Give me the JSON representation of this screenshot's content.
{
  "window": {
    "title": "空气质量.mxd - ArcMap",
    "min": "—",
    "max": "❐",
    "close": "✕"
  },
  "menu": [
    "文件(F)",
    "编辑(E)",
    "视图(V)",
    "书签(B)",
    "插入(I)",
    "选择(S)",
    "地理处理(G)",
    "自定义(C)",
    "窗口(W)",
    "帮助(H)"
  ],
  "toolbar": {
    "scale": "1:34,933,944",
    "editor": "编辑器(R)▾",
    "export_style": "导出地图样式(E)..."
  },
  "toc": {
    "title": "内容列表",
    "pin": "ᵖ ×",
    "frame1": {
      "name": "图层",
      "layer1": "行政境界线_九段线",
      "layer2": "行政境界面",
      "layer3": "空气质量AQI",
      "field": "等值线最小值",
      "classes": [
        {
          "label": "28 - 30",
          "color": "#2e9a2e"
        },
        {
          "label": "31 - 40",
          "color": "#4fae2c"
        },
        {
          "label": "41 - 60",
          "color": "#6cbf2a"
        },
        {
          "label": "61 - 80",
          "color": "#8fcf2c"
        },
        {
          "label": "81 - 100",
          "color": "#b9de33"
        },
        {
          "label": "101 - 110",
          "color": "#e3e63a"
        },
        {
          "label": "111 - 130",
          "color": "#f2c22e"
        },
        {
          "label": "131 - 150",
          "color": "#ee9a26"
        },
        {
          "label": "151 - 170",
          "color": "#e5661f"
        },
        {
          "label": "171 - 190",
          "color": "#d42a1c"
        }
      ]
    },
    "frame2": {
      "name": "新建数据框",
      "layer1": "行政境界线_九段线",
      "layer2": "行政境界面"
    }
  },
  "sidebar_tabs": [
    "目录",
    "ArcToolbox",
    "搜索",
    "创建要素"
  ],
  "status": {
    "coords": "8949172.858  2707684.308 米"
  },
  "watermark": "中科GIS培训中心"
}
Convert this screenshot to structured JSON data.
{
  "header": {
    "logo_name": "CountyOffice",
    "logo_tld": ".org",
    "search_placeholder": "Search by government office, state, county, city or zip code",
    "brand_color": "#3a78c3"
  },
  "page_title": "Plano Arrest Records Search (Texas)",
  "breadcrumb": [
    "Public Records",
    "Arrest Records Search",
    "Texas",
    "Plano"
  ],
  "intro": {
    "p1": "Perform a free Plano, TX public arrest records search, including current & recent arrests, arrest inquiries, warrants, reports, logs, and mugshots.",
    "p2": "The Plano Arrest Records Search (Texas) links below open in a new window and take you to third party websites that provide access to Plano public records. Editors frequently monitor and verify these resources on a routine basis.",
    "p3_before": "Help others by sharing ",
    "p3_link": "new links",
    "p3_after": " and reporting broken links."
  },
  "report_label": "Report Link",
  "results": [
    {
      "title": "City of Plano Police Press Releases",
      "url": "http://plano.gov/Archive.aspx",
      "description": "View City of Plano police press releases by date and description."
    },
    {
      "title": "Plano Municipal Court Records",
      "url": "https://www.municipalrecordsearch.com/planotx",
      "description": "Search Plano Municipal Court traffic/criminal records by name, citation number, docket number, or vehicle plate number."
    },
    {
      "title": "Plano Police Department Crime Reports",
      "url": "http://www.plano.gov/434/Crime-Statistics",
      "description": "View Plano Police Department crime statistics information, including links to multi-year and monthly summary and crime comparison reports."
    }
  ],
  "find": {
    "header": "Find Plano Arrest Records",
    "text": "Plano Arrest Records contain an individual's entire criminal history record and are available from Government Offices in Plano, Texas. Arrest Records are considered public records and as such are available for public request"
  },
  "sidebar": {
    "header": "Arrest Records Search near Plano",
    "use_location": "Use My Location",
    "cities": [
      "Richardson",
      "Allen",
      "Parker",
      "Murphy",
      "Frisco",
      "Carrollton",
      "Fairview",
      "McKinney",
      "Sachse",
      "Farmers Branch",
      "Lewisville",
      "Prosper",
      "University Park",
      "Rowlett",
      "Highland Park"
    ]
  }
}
* * *
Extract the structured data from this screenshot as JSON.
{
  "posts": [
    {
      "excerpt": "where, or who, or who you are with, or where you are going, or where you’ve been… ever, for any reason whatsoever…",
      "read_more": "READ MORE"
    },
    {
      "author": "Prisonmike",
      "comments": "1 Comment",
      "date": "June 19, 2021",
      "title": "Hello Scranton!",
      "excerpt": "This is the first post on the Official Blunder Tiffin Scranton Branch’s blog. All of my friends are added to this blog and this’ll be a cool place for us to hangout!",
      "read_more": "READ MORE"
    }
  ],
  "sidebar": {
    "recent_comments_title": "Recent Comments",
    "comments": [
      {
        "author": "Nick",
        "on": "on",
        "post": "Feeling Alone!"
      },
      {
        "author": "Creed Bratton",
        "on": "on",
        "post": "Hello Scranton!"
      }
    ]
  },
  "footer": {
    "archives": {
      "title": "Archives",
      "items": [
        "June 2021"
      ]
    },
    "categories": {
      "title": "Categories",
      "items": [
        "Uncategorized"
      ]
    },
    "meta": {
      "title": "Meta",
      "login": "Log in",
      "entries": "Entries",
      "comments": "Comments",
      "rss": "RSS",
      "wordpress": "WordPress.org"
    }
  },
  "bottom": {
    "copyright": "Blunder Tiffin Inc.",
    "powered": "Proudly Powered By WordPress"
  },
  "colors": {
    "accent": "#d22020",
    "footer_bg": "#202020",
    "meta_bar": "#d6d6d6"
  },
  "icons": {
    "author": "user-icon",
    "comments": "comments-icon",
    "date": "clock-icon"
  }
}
* * *
Where a line holds the string "this", copy that line.

Give me the JSON representation of this screenshot's content.
Convert this screenshot to structured JSON data.
Extract the structured data from this screenshot as JSON.
      "excerpt": "This is the first post on the Official Blunder Tiffin Scranton Branch’s blog. All of my friends are added to this blog and this’ll be a cool place for us to hangout!",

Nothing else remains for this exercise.